# PROBLEM A:
List the project names given in parentheses in the text on Hadoop and data security.

Whether to use DRAM or Flash will be a function of degree of data volume and problem complexity. No longer will inclusion of storage tiers be simply a hardware platform design decision; it will also become a configuration decision for application designers as well.

The Odd Couple: Hadoop and Data Security

Until now, security wasn’t a term that would normally be associated with Hadoop. Hadoop was originally conceived for a trusted environment, where the user base was confined to a small elite set of advanced programmers or statisticians and the data was largely weblogs. But as Hadoop crosses over to the enterprise, the concern is that many enterprises will want to store pretty sensitive data.

So what stood for Hadoop security up till now was using Kerberos to authenticate users for firing up remote clusters if the local ones were already used; accessing specific MapReduce tasks; applying coarse-grained access control to HDFS files or directories; or providing authorization to run Hive metadata tasks.

Security is a headache for even the most established enterprise systems. But getting beyond concern about Trojan Horses and other incursions, there is a laundry list of capabilities that are expected with any enterprise data store. There are the “three As” of Authorization, Access, and Authentication; there is the concern over the sanctity of the data; and there may be requirements for restricting access based on workload type and capacity utilization concerns. Clearly there are many missing pieces for Hadoop waiting to fall into place.

For starters, Hadoop is not a monolithic system, but a collection of modules that correspond to open source projects or vendor proprietary extensions. Until now the only single mechanism has been Kerberos tokens for authenticating users to different Hadoop components, but only standalone mechanisms for admitting named users (e.g. to Hive metadata stores). You could restrict user access at file system or directory level, but for the most part such measures are only useful for preventing accidental erasures. And when it comes to monitoring the system (e.g., JobTracker, TaskTracker), you can do so from insecure web clients.

There are more missing pieces concerning data, as nothing was built into the Apache project. There was no standard way for encrypting data, and neither was there any way for regulating who can have what kinds of privileges with which sets of data. Obviously, that matters when you transition from low level weblog data to handling names, account numbers, account balances or other personal data. And by the way, even low level machine data such as weblogs or from other devices that detect location grow sensitive when associated with people’s identities.

There’s a mix of activity on the open source and vendor proprietary sides for addressing the void. There are some projects at incubation stage within Apache, or awaiting Apache approval, for providing LDAP/Active Directory linked gateways (Knox), data lifecycle policies (Falcon), and APIs for processor-based encryption (Rhino). There’s also an NSA-related project for adding fine-grained data security (Accumulo) based on Google BigTable constructs. And Hive Server 2 will add the LDAP/AD integration that’s current missing.

For the near term, not surprisingly, vendors are working to fill the void. Besides employing file system or directory-level permissions, you could physically isolate specific clusters, then superimpose perimeter security. Or you could use virtualization to similar effect, although that was not what it was engineered for. Zettaset Secure Data Warehouse includes role-based access control to augment Kerberos authentication, and applies a form of virtualization with its proprietary file system swap-out for HDFS; VMware’s Project Serengeti is intended to open source the API to virtualization.

(Collected data entries)
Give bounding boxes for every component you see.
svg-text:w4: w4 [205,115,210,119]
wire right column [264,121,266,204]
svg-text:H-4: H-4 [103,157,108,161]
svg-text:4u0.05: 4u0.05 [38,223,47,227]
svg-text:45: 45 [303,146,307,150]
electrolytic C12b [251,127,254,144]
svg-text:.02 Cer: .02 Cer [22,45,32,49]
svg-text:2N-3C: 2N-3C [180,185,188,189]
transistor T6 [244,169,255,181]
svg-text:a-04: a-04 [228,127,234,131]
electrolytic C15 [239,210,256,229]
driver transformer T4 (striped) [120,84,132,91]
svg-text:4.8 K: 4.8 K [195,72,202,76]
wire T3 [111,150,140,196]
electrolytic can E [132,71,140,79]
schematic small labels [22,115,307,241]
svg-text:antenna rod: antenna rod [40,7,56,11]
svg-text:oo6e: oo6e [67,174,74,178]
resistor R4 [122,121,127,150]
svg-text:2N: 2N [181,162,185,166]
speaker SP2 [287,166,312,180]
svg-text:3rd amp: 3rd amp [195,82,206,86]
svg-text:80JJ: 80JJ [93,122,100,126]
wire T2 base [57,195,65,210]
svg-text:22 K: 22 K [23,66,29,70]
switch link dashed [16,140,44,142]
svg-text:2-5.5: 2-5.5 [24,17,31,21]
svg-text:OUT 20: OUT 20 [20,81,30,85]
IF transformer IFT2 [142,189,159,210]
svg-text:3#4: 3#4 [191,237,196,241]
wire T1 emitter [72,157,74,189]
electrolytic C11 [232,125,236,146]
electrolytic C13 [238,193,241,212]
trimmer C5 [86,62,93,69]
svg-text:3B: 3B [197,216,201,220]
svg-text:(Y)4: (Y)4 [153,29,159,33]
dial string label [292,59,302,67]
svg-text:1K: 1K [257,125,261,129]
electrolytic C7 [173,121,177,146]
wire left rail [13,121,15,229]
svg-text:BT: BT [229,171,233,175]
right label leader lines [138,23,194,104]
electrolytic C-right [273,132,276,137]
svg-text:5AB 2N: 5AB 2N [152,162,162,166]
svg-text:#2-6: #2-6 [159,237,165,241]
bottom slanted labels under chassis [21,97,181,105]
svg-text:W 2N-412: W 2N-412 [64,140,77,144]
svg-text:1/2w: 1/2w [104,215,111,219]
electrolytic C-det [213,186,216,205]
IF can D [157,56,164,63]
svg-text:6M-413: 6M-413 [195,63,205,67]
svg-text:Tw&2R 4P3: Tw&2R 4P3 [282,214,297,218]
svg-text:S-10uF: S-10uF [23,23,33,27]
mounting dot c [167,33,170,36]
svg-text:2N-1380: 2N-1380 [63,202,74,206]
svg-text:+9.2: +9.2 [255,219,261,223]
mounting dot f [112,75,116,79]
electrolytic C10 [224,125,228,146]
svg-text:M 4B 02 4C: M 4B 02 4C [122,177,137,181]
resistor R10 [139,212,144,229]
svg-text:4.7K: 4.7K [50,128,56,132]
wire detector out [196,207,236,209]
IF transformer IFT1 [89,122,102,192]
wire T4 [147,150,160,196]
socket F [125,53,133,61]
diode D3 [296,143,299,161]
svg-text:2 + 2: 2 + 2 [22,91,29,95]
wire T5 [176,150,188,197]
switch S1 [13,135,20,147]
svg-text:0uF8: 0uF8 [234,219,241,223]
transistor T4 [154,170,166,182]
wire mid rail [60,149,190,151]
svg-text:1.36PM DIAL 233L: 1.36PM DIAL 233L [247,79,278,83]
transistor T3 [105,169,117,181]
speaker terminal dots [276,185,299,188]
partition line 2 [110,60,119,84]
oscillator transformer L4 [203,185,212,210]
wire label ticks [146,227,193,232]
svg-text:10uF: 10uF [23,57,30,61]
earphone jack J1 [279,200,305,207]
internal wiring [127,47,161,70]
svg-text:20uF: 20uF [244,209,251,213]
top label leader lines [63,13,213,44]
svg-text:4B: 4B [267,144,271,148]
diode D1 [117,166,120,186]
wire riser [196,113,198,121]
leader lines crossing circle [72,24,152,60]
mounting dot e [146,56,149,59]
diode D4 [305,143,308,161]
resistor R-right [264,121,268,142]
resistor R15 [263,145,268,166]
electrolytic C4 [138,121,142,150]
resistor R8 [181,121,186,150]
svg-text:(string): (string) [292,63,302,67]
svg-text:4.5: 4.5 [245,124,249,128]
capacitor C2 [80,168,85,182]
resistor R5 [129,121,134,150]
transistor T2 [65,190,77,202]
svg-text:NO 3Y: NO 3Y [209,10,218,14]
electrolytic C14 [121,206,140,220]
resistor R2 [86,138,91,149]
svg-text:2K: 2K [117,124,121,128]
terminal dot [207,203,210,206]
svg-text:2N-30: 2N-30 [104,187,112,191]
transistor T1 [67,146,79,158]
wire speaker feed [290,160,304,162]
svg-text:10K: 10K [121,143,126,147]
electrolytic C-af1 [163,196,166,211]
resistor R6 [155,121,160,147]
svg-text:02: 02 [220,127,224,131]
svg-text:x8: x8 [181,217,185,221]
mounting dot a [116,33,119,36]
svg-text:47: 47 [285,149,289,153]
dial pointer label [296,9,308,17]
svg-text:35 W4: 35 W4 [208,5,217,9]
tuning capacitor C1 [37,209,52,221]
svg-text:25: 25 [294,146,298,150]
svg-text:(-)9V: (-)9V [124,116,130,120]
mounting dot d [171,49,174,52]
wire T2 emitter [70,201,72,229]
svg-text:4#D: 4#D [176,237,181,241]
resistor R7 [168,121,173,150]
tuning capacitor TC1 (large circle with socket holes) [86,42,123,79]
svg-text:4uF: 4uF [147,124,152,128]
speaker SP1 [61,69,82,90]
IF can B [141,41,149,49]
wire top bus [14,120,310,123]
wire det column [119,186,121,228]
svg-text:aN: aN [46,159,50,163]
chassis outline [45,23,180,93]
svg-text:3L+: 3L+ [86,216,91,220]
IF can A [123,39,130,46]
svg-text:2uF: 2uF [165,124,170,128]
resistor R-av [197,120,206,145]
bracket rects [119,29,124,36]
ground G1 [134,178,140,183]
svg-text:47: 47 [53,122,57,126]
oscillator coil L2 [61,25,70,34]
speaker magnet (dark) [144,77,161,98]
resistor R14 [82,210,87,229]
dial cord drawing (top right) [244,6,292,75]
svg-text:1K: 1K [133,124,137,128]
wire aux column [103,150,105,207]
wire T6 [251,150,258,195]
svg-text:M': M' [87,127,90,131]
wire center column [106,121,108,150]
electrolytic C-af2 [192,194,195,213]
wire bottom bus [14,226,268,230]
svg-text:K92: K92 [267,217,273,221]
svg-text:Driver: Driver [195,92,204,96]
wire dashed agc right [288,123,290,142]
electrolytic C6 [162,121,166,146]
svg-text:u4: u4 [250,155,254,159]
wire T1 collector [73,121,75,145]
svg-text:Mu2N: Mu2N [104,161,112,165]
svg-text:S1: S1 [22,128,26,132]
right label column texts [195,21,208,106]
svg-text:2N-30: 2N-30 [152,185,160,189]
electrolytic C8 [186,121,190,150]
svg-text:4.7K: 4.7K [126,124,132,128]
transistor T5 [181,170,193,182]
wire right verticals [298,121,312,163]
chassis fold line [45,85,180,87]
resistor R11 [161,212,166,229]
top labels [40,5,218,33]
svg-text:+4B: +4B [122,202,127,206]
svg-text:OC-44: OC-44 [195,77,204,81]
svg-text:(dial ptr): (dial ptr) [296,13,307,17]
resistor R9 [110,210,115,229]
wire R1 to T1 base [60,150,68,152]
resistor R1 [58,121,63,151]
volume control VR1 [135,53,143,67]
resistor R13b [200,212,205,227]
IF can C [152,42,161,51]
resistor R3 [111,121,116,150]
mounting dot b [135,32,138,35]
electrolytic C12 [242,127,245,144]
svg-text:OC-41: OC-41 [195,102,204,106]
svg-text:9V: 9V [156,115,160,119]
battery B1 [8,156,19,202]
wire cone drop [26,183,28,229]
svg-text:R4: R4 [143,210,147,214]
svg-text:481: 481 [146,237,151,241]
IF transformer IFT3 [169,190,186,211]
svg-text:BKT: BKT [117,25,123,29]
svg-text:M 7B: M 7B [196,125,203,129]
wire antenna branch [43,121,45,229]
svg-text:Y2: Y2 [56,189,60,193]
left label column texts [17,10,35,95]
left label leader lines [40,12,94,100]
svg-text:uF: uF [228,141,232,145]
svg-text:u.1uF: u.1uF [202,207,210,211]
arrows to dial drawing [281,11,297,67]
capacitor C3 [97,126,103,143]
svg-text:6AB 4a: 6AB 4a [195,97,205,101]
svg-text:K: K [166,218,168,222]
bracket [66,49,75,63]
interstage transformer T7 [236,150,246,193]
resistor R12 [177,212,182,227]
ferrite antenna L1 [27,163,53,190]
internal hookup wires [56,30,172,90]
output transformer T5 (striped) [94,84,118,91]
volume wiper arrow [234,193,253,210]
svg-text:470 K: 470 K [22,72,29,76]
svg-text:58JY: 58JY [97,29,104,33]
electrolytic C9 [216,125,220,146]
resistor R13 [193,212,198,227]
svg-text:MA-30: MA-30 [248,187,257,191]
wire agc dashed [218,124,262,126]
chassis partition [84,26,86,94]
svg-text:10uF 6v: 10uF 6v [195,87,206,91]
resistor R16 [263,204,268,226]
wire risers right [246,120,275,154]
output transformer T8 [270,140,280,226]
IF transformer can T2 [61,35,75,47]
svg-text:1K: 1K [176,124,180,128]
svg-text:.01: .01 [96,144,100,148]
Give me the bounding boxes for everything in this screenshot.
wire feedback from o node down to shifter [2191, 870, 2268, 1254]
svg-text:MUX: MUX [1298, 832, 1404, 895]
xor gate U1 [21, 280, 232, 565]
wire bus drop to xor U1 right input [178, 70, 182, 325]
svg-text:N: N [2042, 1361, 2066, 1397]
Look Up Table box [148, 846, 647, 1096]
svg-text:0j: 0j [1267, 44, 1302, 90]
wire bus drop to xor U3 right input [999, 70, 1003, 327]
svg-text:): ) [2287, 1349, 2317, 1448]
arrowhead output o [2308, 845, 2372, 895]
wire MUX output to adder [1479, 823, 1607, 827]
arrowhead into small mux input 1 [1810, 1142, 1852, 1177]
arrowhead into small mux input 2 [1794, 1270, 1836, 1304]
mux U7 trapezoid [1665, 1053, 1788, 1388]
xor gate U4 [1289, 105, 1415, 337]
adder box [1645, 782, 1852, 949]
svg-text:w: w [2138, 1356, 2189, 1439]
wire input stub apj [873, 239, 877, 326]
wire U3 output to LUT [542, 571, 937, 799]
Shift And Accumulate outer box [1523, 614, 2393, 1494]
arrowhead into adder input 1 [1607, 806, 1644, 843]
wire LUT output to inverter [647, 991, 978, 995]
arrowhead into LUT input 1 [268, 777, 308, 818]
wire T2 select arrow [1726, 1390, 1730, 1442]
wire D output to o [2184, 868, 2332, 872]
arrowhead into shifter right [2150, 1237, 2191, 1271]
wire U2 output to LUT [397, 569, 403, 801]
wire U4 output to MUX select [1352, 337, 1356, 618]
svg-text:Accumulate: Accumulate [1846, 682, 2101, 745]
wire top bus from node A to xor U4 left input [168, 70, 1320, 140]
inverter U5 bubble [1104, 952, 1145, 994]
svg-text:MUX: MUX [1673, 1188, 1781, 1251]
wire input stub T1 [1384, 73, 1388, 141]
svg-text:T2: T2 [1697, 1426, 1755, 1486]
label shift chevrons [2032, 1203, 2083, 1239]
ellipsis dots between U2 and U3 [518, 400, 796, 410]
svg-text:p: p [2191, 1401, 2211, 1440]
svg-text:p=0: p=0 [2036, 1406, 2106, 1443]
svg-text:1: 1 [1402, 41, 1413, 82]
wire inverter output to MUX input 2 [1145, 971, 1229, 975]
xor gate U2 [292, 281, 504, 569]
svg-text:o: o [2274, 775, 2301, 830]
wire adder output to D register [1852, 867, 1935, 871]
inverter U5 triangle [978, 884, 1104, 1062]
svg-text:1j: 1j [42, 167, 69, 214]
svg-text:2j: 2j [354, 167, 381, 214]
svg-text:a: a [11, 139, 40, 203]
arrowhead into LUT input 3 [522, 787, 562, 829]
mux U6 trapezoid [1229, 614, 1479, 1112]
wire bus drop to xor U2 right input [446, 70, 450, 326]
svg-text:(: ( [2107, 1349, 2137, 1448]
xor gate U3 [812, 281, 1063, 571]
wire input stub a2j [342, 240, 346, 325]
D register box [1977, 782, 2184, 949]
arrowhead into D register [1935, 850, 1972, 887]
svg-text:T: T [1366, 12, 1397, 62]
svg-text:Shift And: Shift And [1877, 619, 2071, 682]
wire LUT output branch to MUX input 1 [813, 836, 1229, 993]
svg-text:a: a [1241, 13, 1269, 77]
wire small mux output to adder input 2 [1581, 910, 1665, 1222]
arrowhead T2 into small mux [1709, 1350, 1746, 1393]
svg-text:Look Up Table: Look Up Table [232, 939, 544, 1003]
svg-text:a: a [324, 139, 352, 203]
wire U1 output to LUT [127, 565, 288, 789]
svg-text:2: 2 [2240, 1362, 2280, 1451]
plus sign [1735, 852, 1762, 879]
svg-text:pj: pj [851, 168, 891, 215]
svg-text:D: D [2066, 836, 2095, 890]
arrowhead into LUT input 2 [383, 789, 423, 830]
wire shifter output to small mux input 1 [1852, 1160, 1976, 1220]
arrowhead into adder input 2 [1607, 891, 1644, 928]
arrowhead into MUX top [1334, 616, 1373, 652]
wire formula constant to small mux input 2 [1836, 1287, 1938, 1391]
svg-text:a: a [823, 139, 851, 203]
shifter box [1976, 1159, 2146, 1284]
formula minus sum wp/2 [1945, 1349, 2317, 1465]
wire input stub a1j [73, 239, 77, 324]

# PROBLEM B:
Give the listing from its first line through the line containing "electrolytic C12b [251,127,254,144]", inclusive, as a Markdown table with the columns No. and Line, leaving out blank lines.

# CORRECT ANSWER A:
Knox, Falcon, Rhino, Accumulo

# CORRECT ANSWER B:
| No. | Line |
|---|---|
| 1 | Give bounding boxes for every component you see. |
| 2 | svg-text:w4: w4 [205,115,210,119] |
| 3 | wire right column [264,121,266,204] |
| 4 | svg-text:H-4: H-4 [103,157,108,161] |
| 5 | svg-text:4u0.05: 4u0.05 [38,223,47,227] |
| 6 | svg-text:45: 45 [303,146,307,150] |
| 7 | electrolytic C12b [251,127,254,144] |